**The task**
Omit every picture while repeating the entries exactly.

##########

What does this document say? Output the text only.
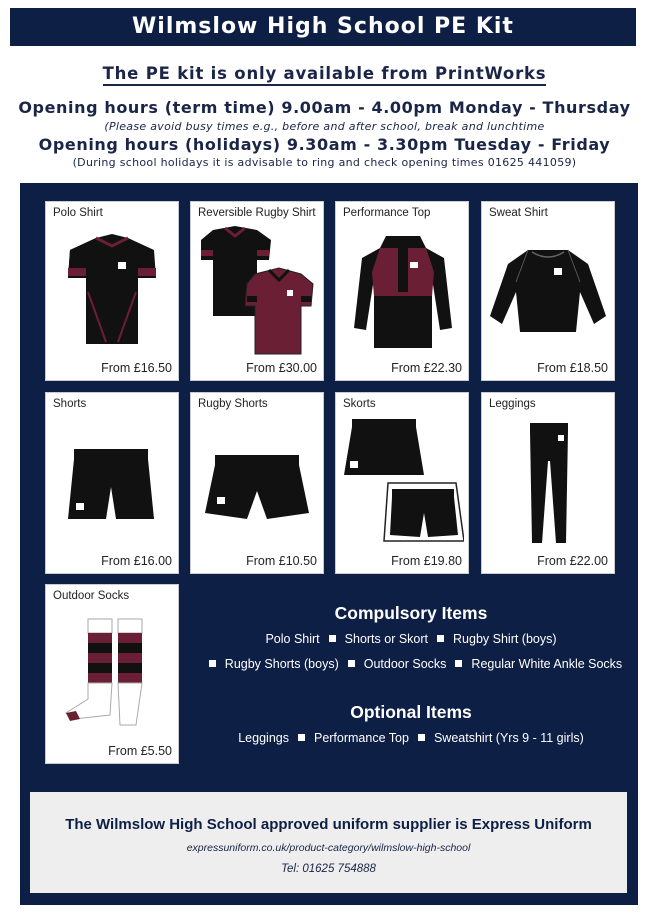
Wilmslow High School PE Kit
The PE kit is only available from PrintWorks
Opening hours (term time) 9.00am - 4.00pm Monday - Thursday
(Please avoid busy times e.g., before and after school, break and lunchtime
Opening hours (holidays) 9.30am - 3.30pm Tuesday - Friday
(During school holidays it is advisable to ring and check opening times 01625 441059)
Polo Shirt
From £16.50
Reversible Rugby Shirt
From £30.00
Performance Top
From £22.30
Sweat Shirt
From £18.50
Shorts
From £16.00
Rugby Shorts
From £10.50
Skorts
From £19.80
Leggings
From £22.00
Outdoor Socks
From £5.50
Compulsory Items
Polo Shirt Shorts or Skort Rugby Shirt (boys)
Rugby Shorts (boys) Outdoor Socks Regular White Ankle Socks
Optional Items
Leggings Performance Top Sweatshirt (Yrs 9 - 11 girls)
The Wilmslow High School approved uniform supplier is Express Uniform
expressuniform.co.uk/product-category/wilmslow-high-school
Tel: 01625 754888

##########

**Complete output**
What does this document say? Output the text only.
Wilmslow High School PE Kit
The PE kit is only available from PrintWorks
Opening hours (term time) 9.00am - 4.00pm Monday - Thursday
(Please avoid busy times e.g., before and after school, break and lunchtime
Opening hours (holidays) 9.30am - 3.30pm Tuesday - Friday
(During school holidays it is advisable to ring and check opening times 01625 441059)
Polo Shirt
From £16.50
Reversible Rugby Shirt
From £30.00
Performance Top
From £22.30
Sweat Shirt
From £18.50
Shorts
From £16.00
Rugby Shorts
From £10.50
Skorts
From £19.80
Leggings
From £22.00
Outdoor Socks
From £5.50
Compulsory Items
Polo Shirt Shorts or Skort Rugby Shirt (boys)
Rugby Shorts (boys) Outdoor Socks Regular White Ankle Socks
Optional Items
Leggings Performance Top Sweatshirt (Yrs 9 - 11 girls)
The Wilmslow High School approved uniform supplier is Express Uniform
expressuniform.co.uk/product-category/wilmslow-high-school
Tel: 01625 754888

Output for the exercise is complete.